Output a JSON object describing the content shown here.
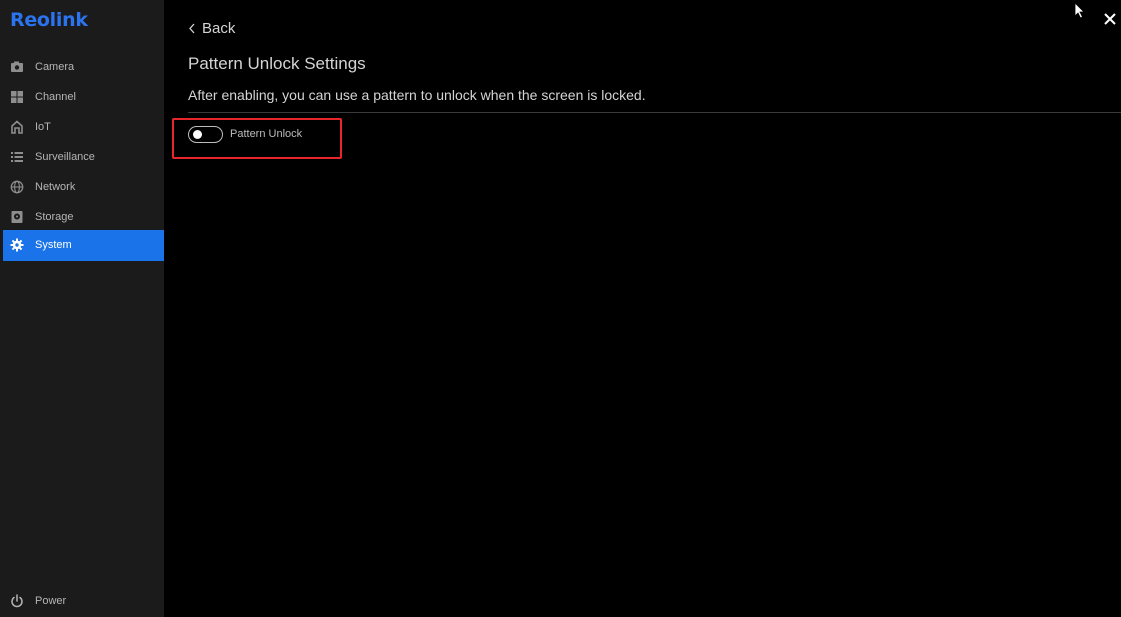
{
  "brand": {
    "logo_text": "Reolink",
    "logo_color": "#2b74f0"
  },
  "sidebar": {
    "active_color": "#1a73e8",
    "items": [
      {
        "label": "Camera",
        "icon": "camera-icon"
      },
      {
        "label": "Channel",
        "icon": "grid-icon"
      },
      {
        "label": "IoT",
        "icon": "home-icon"
      },
      {
        "label": "Surveillance",
        "icon": "list-icon"
      },
      {
        "label": "Network",
        "icon": "globe-icon"
      },
      {
        "label": "Storage",
        "icon": "storage-icon"
      },
      {
        "label": "System",
        "icon": "gear-icon",
        "active": true
      }
    ],
    "power": {
      "label": "Power",
      "icon": "power-icon"
    }
  },
  "main": {
    "back_label": "Back",
    "title": "Pattern Unlock Settings",
    "description": "After enabling, you can use a pattern to unlock when the screen is locked.",
    "toggle": {
      "label": "Pattern Unlock",
      "enabled": false
    },
    "highlight_color": "#e8252a"
  },
  "window": {
    "close_icon": "close-icon"
  }
}
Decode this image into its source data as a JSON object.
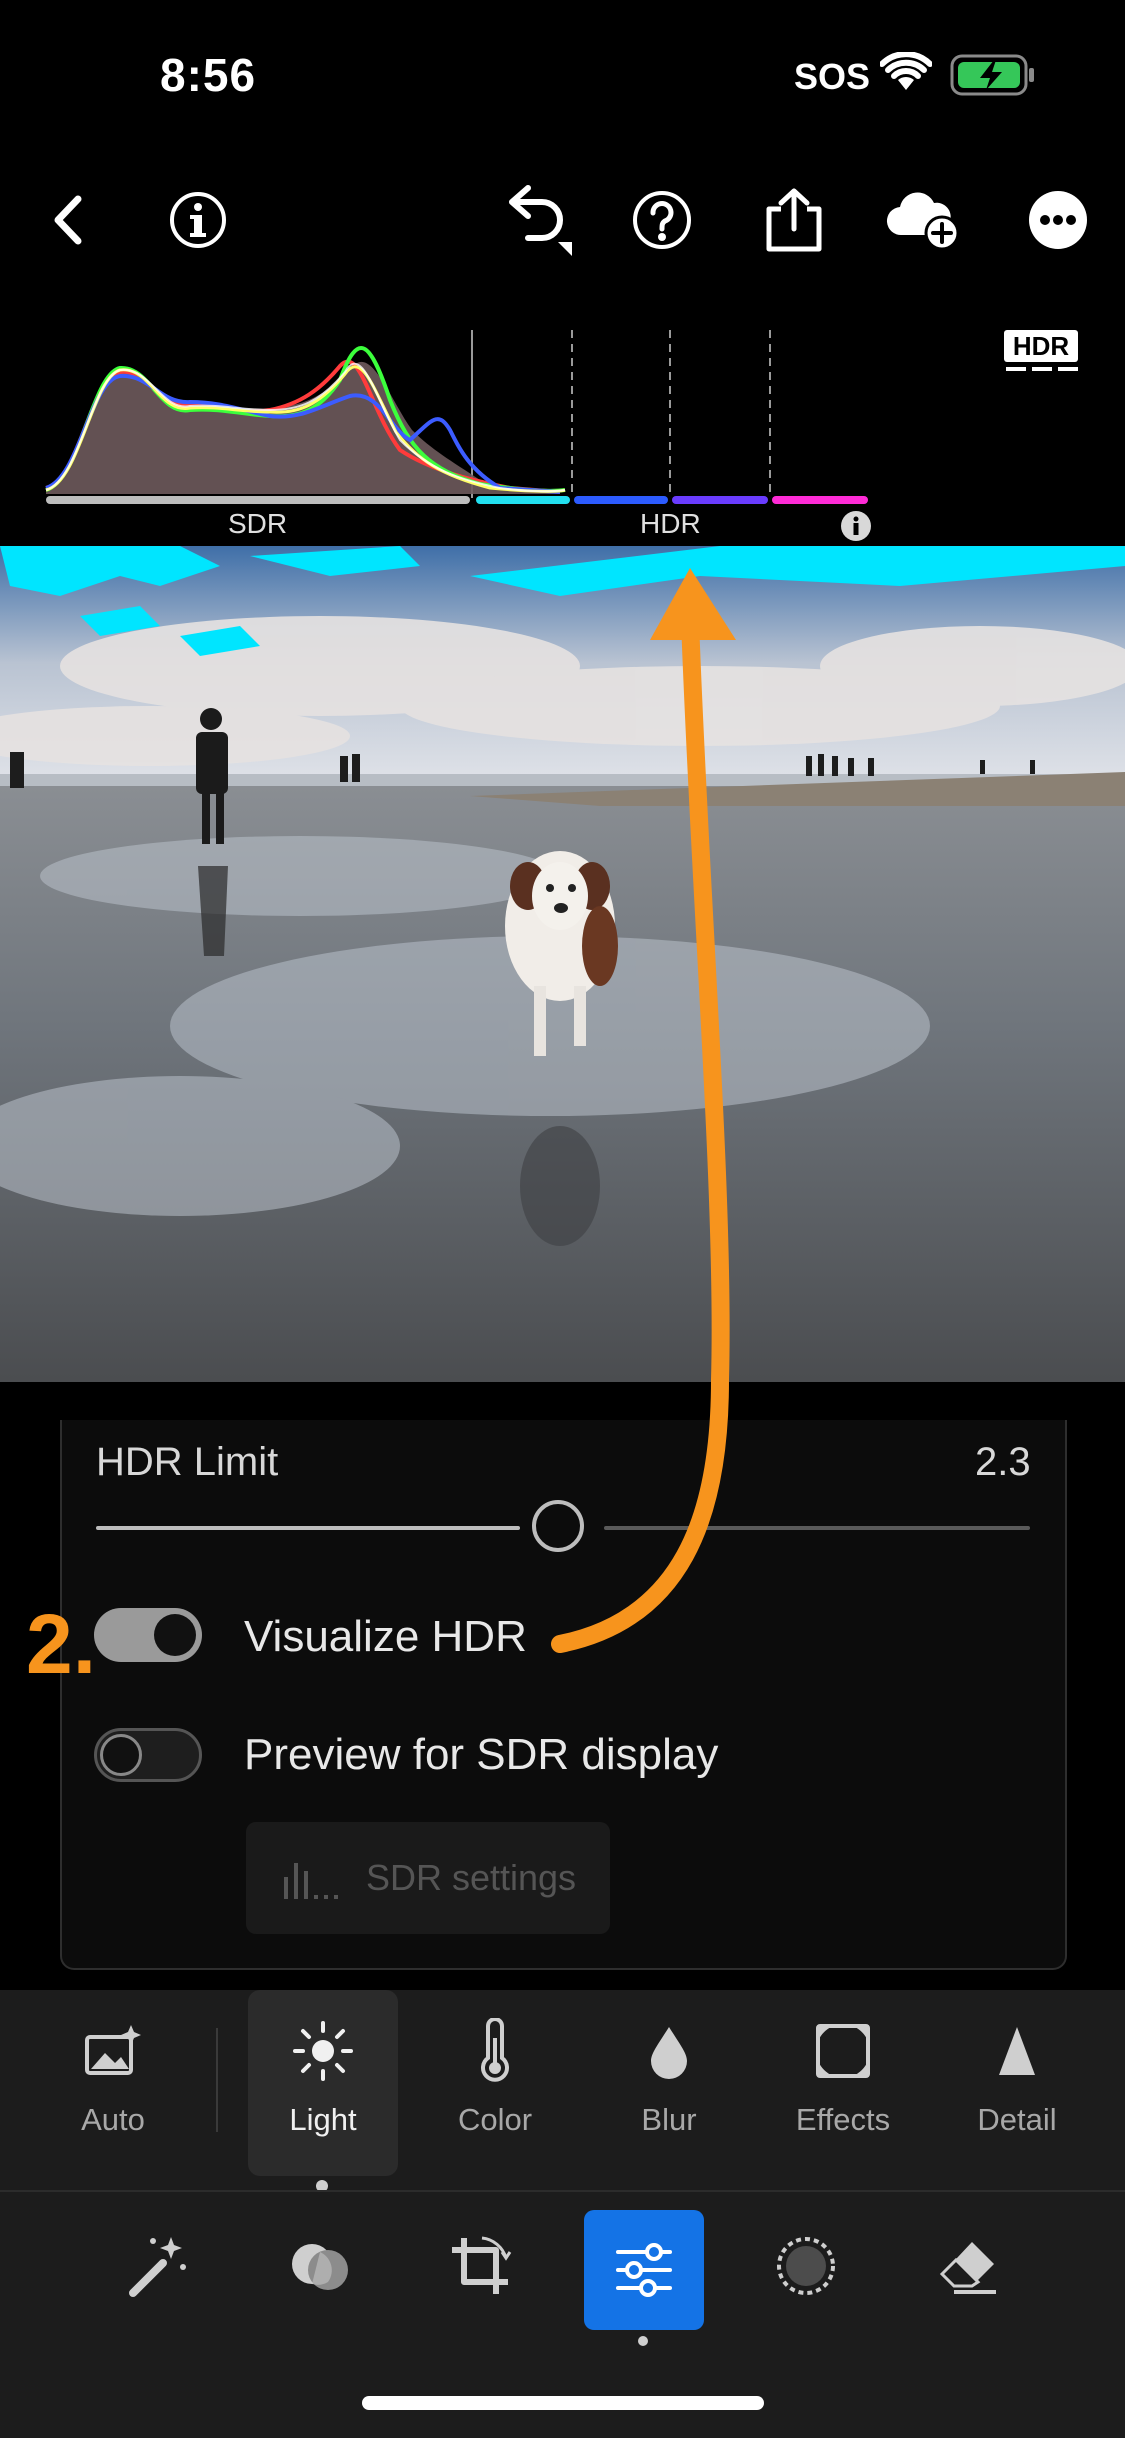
{
  "status": {
    "time": "8:56",
    "carrier": "SOS"
  },
  "toolbar": {
    "icons": [
      "back-icon",
      "info-icon",
      "undo-icon",
      "help-icon",
      "share-icon",
      "cloud-add-icon",
      "more-icon"
    ]
  },
  "histogram": {
    "sdr_label": "SDR",
    "hdr_label": "HDR",
    "badge": "HDR"
  },
  "panel": {
    "hdr_limit_label": "HDR Limit",
    "hdr_limit_value": "2.3",
    "hdr_limit_fraction": 0.5,
    "visualize_label": "Visualize HDR",
    "visualize_on": true,
    "preview_label": "Preview for SDR display",
    "preview_on": false,
    "sdr_settings_label": "SDR settings"
  },
  "annotation": {
    "step": "2.",
    "color": "#f7941d"
  },
  "edit_tools": {
    "items": [
      {
        "label": "Auto",
        "icon": "auto-image-icon"
      },
      {
        "label": "Light",
        "icon": "sun-icon",
        "active": true
      },
      {
        "label": "Color",
        "icon": "thermometer-icon"
      },
      {
        "label": "Blur",
        "icon": "drop-icon"
      },
      {
        "label": "Effects",
        "icon": "vignette-icon"
      },
      {
        "label": "Detail",
        "icon": "triangle-icon"
      }
    ]
  },
  "bottom_tools": {
    "icons": [
      "magic-wand-icon",
      "presets-icon",
      "crop-icon",
      "adjust-sliders-icon",
      "masking-icon",
      "eraser-icon"
    ],
    "active_index": 3,
    "accent": "#1473e6"
  }
}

────────

▸ **WHAT NEEDS TO BE DONE**:
Reproduce all of the entries word for word, skipping any pictures they hold.

▸ **RESULT FOR THIS EXERCISE**:
Output a JSON object describing the content shown here.
{
  "brand": {
    "logo_text": "Reolink",
    "logo_color": "#2b74f0"
  },
  "sidebar": {
    "active_color": "#1a73e8",
    "items": [
      {
        "label": "Camera",
        "icon": "camera-icon"
      },
      {
        "label": "Channel",
        "icon": "grid-icon"
      },
      {
        "label": "IoT",
        "icon": "home-icon"
      },
      {
        "label": "Surveillance",
        "icon": "list-icon"
      },
      {
        "label": "Network",
        "icon": "globe-icon"
      },
      {
        "label": "Storage",
        "icon": "storage-icon"
      },
      {
        "label": "System",
        "icon": "gear-icon",
        "active": true
      }
    ],
    "power": {
      "label": "Power",
      "icon": "power-icon"
    }
  },
  "main": {
    "back_label": "Back",
    "title": "Pattern Unlock Settings",
    "description": "After enabling, you can use a pattern to unlock when the screen is locked.",
    "toggle": {
      "label": "Pattern Unlock",
      "enabled": false
    },
    "highlight_color": "#e8252a"
  },
  "window": {
    "close_icon": "close-icon"
  }
}
Decode this image into its source data as a JSON object.
{
  "status": {
    "time": "8:56",
    "carrier": "SOS"
  },
  "toolbar": {
    "icons": [
      "back-icon",
      "info-icon",
      "undo-icon",
      "help-icon",
      "share-icon",
      "cloud-add-icon",
      "more-icon"
    ]
  },
  "histogram": {
    "sdr_label": "SDR",
    "hdr_label": "HDR",
    "badge": "HDR"
  },
  "panel": {
    "hdr_limit_label": "HDR Limit",
    "hdr_limit_value": "2.3",
    "hdr_limit_fraction": 0.5,
    "visualize_label": "Visualize HDR",
    "visualize_on": true,
    "preview_label": "Preview for SDR display",
    "preview_on": false,
    "sdr_settings_label": "SDR settings"
  },
  "annotation": {
    "step": "2.",
    "color": "#f7941d"
  },
  "edit_tools": {
    "items": [
      {
        "label": "Auto",
        "icon": "auto-image-icon"
      },
      {
        "label": "Light",
        "icon": "sun-icon",
        "active": true
      },
      {
        "label": "Color",
        "icon": "thermometer-icon"
      },
      {
        "label": "Blur",
        "icon": "drop-icon"
      },
      {
        "label": "Effects",
        "icon": "vignette-icon"
      },
      {
        "label": "Detail",
        "icon": "triangle-icon"
      }
    ]
  },
  "bottom_tools": {
    "icons": [
      "magic-wand-icon",
      "presets-icon",
      "crop-icon",
      "adjust-sliders-icon",
      "masking-icon",
      "eraser-icon"
    ],
    "active_index": 3,
    "accent": "#1473e6"
  }
}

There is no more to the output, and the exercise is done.